DIRECTION: Gather all lines in the records below that include the word "жилой".

RECORDS SUPPLIED:
^^^^^^^^

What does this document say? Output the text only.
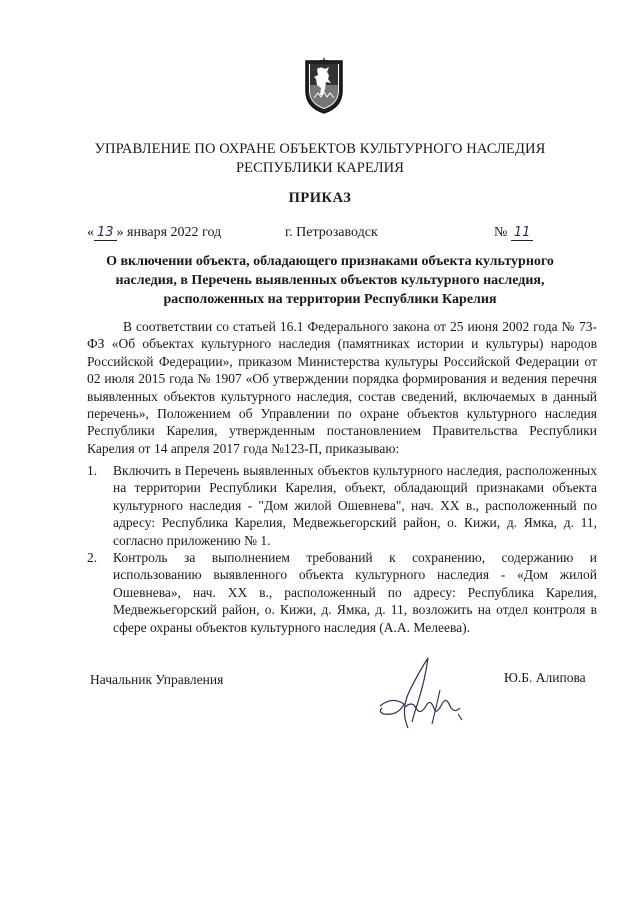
УПРАВЛЕНИЕ ПО ОХРАНЕ ОБЪЕКТОВ КУЛЬТУРНОГО НАСЛЕДИЯ
РЕСПУБЛИКИ КАРЕЛИЯ
ПРИКАЗ
« 13 » января 2022 год	г. Петрозаводск	№ 11
О включении объекта, обладающего признаками объекта культурного
наследия, в Перечень выявленных объектов культурного наследия,
расположенных на территории Республики Карелия

В соответствии со статьей 16.1 Федерального закона от 25 июня 2002 года № 73-ФЗ «Об объектах культурного наследия (памятниках истории и культуры) народов Российской Федерации», приказом Министерства культуры Российской Федерации от 02 июля 2015 года № 1907 «Об утверждении порядка формирования и ведения перечня выявленных объектов культурного наследия, состав сведений, включаемых в данный перечень», Положением об Управлении по охране объектов культурного наследия Республики Карелия, утвержденным постановлением Правительства Республики Карелия от 14 апреля 2017 года №123-П, приказываю:

1. Включить в Перечень выявленных объектов культурного наследия, расположенных на территории Республики Карелия, объект, обладающий признаками объекта культурного наследия - "Дом жилой Ошевнева", нач. XX в., расположенный по адресу: Республика Карелия, Медвежьегорский район, о. Кижи, д. Ямка, д. 11, согласно приложению № 1.
2. Контроль за выполнением требований к сохранению, содержанию и использованию выявленного объекта культурного наследия - «Дом жилой Ошевнева», нач. XX в., расположенный по адресу: Республика Карелия, Медвежьегорский район, о. Кижи, д. Ямка, д. 11, возложить на отдел контроля в сфере охраны объектов культурного наследия (А.А. Мелеева).
Начальник Управления	Ю.Б. Алипова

^^^^^^^^

COMPLETE ANSWER:
1. Включить в Перечень выявленных объектов культурного наследия, расположенных на территории Республики Карелия, объект, обладающий признаками объекта культурного наследия - "Дом жилой Ошевнева", нач. XX в., расположенный по адресу: Республика Карелия, Медвежьегорский район, о. Кижи, д. Ямка, д. 11, согласно приложению № 1.
2. Контроль за выполнением требований к сохранению, содержанию и использованию выявленного объекта культурного наследия - «Дом жилой Ошевнева», нач. XX в., расположенный по адресу: Республика Карелия, Медвежьегорский район, о. Кижи, д. Ямка, д. 11, возложить на отдел контроля в сфере охраны объектов культурного наследия (А.А. Мелеева).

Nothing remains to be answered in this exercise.